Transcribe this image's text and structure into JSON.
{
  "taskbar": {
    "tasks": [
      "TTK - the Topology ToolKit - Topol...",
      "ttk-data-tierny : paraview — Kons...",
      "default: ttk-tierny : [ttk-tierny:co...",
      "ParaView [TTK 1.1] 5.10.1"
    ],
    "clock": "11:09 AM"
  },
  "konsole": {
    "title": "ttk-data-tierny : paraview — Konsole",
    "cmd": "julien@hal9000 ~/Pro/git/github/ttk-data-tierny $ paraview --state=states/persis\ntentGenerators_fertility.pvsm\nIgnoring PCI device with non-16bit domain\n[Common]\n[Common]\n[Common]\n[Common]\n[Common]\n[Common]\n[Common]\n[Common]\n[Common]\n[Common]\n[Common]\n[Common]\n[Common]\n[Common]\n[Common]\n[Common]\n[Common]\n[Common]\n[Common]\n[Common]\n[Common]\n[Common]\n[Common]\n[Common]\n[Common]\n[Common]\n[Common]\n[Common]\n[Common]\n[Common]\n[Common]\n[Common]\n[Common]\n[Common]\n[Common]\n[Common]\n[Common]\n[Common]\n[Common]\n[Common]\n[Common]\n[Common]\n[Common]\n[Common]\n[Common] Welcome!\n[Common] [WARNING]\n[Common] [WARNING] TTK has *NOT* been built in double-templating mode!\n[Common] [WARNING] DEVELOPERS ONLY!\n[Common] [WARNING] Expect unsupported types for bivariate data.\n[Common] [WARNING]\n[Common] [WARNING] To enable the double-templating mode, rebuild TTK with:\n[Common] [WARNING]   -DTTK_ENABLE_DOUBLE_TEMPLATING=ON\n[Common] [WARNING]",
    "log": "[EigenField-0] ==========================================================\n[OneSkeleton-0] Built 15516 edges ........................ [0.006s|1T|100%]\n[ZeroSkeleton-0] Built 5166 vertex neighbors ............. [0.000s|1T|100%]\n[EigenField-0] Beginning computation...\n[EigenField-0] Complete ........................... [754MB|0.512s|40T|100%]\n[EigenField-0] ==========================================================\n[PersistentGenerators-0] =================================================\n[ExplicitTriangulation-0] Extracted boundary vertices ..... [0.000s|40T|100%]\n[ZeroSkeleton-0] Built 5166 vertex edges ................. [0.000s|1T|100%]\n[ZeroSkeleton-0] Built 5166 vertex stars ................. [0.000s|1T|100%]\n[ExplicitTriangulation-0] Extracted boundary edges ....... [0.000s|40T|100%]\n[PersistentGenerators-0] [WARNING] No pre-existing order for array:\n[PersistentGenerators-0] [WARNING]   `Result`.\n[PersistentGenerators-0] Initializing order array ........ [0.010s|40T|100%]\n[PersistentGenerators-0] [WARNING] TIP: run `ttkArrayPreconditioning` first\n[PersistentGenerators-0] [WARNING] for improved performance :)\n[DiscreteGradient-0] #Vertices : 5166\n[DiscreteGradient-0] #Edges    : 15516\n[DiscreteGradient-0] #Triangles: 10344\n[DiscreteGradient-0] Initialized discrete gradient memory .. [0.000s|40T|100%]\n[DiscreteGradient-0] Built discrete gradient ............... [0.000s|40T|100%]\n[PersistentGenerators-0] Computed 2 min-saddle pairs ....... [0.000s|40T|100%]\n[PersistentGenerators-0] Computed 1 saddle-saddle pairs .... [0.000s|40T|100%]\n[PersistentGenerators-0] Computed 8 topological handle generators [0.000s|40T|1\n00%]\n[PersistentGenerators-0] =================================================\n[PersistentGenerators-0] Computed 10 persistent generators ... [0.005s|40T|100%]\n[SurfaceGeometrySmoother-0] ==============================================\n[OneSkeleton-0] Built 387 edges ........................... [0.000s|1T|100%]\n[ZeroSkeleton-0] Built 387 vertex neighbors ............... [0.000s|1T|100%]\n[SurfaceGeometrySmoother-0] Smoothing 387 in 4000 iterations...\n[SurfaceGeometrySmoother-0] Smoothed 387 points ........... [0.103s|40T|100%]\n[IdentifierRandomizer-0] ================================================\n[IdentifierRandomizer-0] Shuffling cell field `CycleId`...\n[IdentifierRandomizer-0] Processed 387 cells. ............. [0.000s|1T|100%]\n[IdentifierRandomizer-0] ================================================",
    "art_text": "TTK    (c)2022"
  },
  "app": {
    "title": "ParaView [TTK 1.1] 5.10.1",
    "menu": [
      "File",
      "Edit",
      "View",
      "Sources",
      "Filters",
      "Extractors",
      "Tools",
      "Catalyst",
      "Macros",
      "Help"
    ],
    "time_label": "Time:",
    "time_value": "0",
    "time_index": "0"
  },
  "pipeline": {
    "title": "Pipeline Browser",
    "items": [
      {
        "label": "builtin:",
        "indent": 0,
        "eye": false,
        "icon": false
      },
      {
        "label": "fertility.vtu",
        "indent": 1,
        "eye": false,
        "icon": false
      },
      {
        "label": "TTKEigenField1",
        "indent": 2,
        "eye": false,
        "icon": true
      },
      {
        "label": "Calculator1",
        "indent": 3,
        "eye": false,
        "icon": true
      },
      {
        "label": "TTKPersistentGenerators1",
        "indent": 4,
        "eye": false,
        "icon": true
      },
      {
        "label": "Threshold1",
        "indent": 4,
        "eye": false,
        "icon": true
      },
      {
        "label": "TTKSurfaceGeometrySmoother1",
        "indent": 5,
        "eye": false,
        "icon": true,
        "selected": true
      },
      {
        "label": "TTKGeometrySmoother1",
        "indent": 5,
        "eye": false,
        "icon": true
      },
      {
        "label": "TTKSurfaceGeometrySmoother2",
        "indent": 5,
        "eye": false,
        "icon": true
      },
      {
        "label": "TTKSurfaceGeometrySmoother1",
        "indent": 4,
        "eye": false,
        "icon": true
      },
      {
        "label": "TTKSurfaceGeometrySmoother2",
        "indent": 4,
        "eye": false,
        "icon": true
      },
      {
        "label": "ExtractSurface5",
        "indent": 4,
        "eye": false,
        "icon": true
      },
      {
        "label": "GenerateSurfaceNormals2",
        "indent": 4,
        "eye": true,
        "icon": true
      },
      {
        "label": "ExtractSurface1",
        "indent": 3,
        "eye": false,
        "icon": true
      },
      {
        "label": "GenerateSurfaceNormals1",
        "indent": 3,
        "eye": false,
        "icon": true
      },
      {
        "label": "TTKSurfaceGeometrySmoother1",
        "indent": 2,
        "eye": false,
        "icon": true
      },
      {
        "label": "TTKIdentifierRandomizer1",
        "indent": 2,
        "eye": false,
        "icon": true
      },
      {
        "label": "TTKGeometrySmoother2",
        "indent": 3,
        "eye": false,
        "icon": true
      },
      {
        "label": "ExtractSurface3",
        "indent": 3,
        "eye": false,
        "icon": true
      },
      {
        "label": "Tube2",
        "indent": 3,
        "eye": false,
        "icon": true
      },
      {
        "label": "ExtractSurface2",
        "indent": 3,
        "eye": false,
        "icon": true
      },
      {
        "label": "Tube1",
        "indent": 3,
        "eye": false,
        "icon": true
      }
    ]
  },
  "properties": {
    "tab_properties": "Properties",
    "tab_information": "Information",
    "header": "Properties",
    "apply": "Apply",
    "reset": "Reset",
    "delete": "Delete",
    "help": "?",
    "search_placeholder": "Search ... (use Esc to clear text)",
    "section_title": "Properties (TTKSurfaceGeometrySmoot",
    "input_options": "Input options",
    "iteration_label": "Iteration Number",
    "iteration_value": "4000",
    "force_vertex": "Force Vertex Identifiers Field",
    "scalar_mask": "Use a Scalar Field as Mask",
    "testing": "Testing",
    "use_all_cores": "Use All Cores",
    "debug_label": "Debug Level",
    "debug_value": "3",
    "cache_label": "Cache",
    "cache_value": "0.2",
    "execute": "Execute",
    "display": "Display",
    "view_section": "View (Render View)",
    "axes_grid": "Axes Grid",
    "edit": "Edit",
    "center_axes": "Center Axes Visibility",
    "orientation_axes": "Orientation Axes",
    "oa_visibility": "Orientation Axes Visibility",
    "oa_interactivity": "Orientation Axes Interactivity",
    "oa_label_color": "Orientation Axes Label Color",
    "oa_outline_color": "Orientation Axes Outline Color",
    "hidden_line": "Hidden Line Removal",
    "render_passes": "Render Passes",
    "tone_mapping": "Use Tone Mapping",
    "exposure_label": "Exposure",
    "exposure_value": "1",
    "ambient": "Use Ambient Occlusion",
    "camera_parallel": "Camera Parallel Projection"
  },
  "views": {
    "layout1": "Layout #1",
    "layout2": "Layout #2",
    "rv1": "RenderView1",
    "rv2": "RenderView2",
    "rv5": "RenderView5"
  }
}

______________________________

Exercise → Above are the entries; copy every line among them that contains the word "Orientation".

Completed exercise →
    "orientation_axes": "Orientation Axes",
    "oa_visibility": "Orientation Axes Visibility",
    "oa_interactivity": "Orientation Axes Interactivity",
    "oa_label_color": "Orientation Axes Label Color",
    "oa_outline_color": "Orientation Axes Outline Color",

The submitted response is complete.